PROBLEM TO SOLVE:
Look through the listing and locate every line containing the word "icon"; copy those lines.

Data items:
════

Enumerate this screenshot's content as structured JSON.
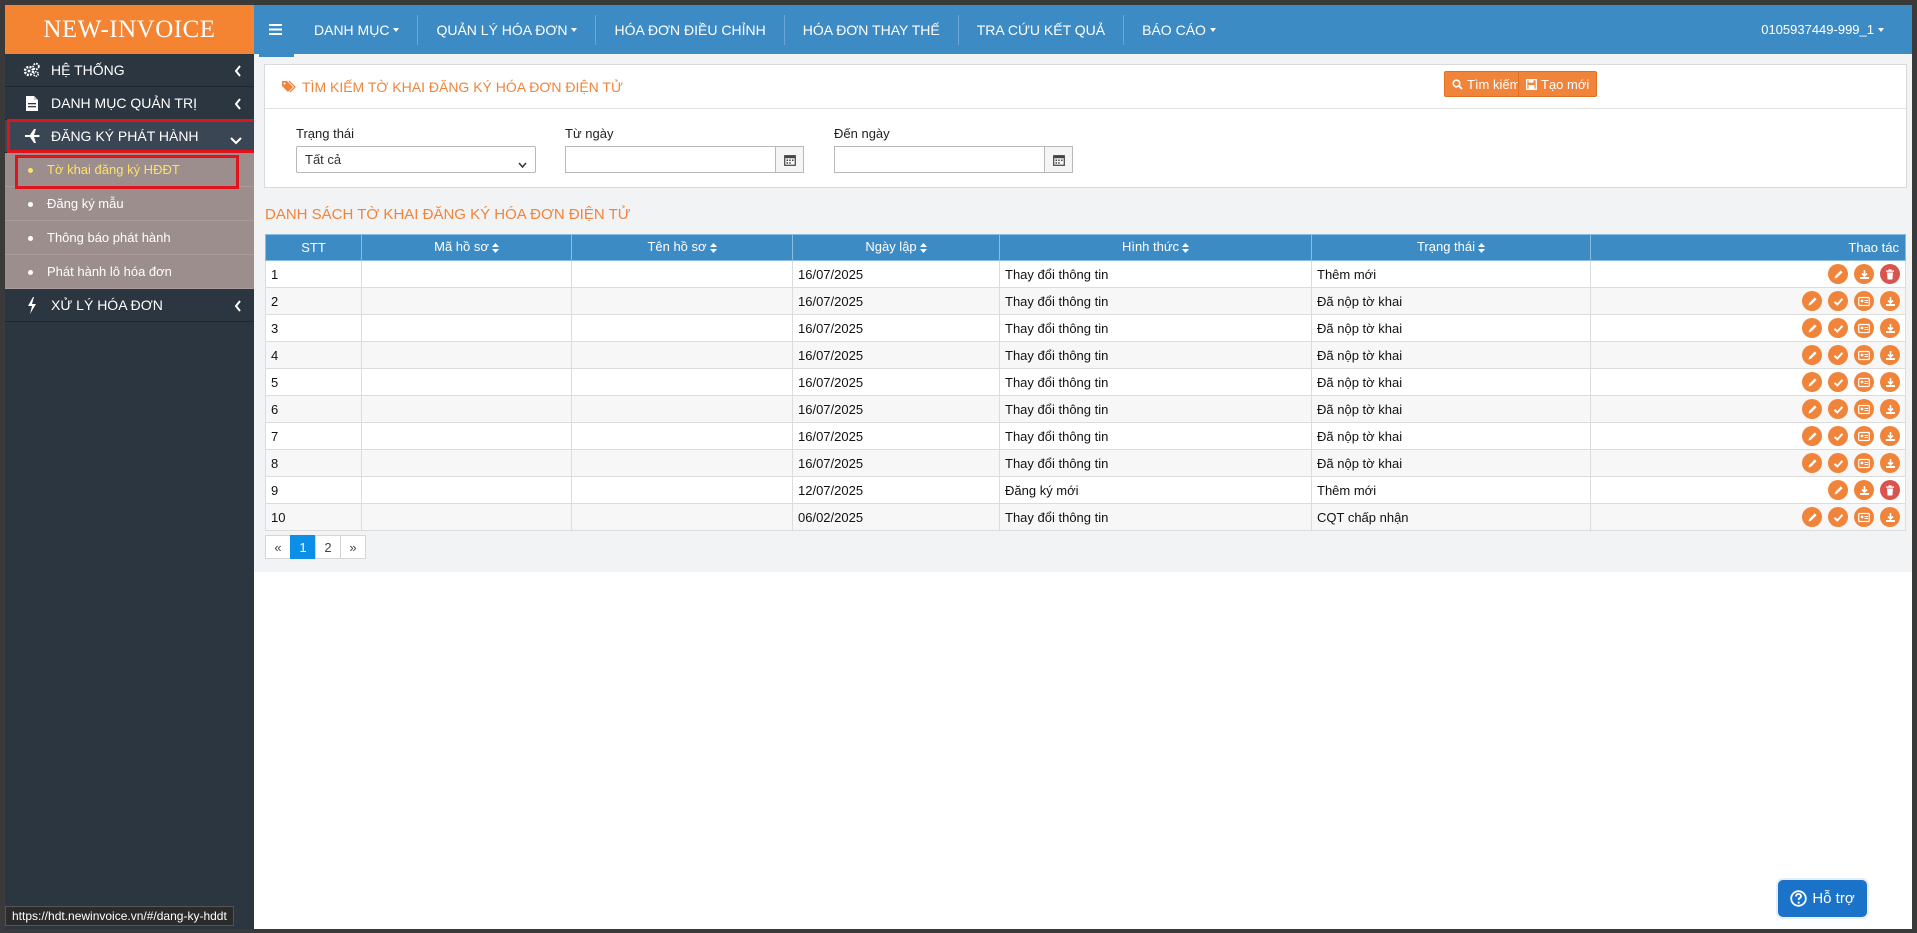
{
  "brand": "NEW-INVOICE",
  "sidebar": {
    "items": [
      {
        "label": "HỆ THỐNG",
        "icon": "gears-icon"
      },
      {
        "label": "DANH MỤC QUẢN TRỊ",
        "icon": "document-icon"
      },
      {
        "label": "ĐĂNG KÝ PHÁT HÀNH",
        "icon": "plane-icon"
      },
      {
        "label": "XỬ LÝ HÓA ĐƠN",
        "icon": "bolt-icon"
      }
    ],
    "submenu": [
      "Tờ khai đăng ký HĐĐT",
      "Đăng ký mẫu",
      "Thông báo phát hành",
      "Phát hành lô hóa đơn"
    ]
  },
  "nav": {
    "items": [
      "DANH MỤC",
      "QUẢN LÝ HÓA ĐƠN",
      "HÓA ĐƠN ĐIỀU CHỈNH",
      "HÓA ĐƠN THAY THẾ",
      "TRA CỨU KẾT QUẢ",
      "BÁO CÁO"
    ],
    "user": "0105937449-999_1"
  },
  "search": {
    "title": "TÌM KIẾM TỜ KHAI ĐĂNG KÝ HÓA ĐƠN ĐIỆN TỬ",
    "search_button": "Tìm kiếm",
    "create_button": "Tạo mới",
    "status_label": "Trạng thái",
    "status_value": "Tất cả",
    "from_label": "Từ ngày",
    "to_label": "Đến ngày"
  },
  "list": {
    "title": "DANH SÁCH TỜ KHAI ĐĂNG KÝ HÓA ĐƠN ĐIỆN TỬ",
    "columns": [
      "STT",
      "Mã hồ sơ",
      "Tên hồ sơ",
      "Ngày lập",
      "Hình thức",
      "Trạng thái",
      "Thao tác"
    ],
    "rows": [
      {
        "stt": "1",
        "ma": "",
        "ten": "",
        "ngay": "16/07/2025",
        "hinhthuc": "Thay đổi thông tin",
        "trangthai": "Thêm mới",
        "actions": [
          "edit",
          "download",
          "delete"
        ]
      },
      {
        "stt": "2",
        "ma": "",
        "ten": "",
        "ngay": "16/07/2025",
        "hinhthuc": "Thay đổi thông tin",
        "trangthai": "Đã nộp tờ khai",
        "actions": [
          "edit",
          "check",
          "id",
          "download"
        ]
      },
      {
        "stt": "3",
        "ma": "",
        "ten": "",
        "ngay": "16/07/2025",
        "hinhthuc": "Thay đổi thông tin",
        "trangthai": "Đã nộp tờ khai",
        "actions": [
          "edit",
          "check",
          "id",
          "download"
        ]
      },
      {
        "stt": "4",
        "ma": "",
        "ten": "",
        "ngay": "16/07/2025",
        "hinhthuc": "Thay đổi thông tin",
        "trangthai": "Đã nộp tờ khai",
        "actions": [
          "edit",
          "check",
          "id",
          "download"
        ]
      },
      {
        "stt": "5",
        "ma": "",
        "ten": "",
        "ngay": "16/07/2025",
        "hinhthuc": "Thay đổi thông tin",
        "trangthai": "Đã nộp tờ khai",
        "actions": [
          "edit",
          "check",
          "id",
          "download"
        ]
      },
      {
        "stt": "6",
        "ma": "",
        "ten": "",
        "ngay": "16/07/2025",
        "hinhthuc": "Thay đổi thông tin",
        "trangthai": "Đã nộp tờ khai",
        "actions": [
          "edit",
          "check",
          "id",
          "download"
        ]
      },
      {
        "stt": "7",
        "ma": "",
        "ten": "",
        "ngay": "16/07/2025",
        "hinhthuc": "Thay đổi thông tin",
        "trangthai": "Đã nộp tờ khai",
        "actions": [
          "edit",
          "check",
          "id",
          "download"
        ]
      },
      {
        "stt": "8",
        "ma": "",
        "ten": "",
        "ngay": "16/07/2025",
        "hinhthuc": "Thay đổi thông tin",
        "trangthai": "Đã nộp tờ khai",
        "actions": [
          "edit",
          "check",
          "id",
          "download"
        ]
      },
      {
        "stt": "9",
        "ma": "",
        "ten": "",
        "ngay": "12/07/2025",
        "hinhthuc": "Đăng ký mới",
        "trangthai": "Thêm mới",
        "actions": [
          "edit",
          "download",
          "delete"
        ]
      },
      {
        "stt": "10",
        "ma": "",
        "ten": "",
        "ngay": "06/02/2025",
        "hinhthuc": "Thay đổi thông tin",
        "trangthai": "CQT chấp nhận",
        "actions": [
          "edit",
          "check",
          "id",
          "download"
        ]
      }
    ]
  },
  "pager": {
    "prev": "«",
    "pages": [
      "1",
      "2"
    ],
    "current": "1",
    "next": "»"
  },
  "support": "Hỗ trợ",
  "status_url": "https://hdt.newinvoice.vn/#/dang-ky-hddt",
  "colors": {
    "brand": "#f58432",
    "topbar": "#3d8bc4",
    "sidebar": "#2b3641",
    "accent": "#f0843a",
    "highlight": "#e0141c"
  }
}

════

THE SOLUTION:
        "icon": "gears-icon"
        "icon": "document-icon"
        "icon": "plane-icon"
        "icon": "bolt-icon"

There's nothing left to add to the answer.